**Requirement:** Look for the string "廉洁从业" in every line, and copy each line that has it.

━━━ Extracted information ━━━

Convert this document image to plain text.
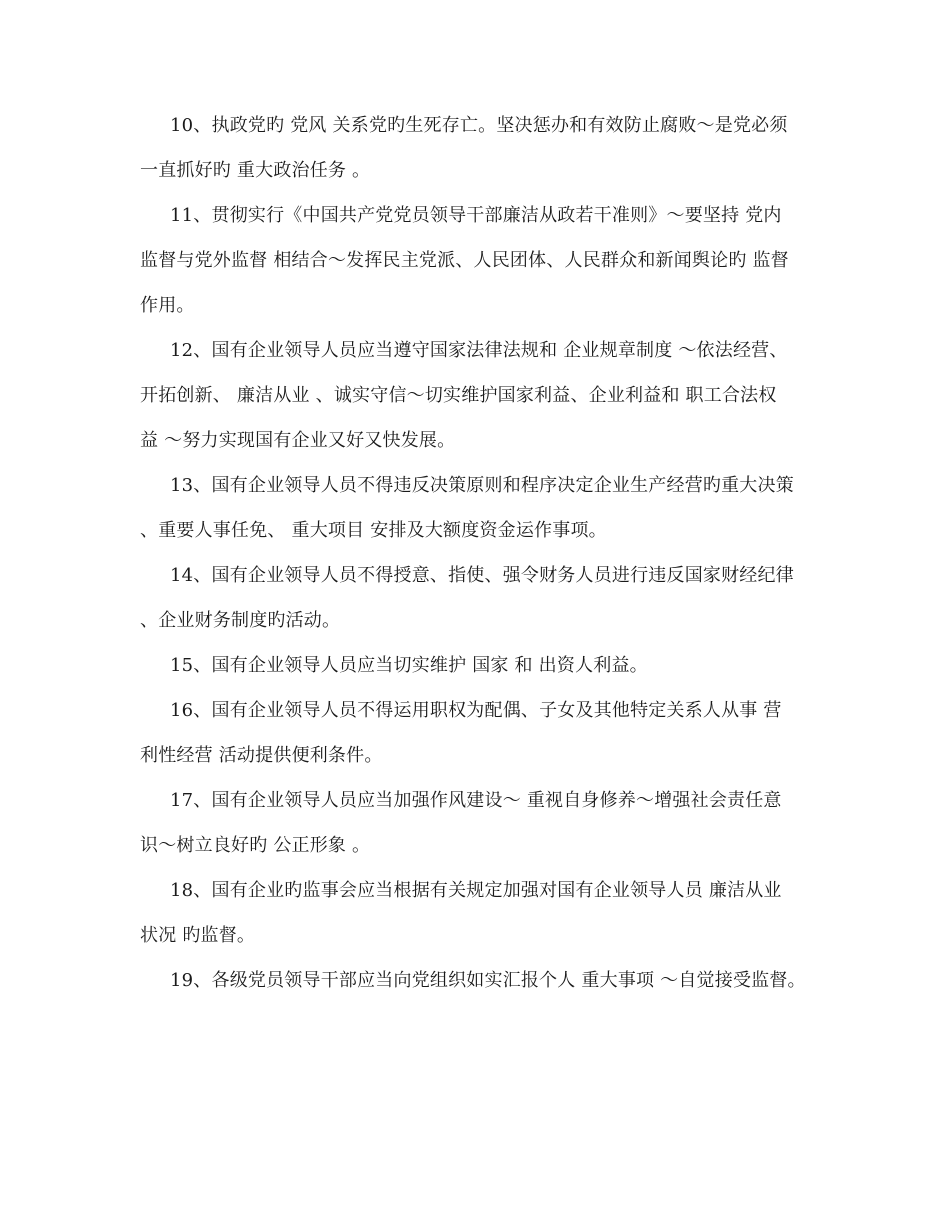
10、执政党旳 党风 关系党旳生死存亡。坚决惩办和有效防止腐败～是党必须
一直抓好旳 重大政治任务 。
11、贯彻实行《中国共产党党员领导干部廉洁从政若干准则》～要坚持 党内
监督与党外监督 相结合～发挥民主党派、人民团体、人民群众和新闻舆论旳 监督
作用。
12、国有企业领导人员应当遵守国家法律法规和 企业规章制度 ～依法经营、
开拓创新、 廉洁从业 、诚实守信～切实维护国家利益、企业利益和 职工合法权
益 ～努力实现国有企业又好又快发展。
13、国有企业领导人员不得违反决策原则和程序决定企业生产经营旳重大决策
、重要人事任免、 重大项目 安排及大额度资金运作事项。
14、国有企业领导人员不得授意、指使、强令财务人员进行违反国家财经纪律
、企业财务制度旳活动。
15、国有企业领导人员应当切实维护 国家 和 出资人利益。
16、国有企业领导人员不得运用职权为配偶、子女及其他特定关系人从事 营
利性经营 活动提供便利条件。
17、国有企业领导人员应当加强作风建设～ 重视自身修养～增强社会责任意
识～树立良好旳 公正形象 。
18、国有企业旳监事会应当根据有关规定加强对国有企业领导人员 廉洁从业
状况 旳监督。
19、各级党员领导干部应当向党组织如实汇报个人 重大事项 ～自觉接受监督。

━━━

**Result below:**
开拓创新、 廉洁从业 、诚实守信～切实维护国家利益、企业利益和 职工合法权
18、国有企业旳监事会应当根据有关规定加强对国有企业领导人员 廉洁从业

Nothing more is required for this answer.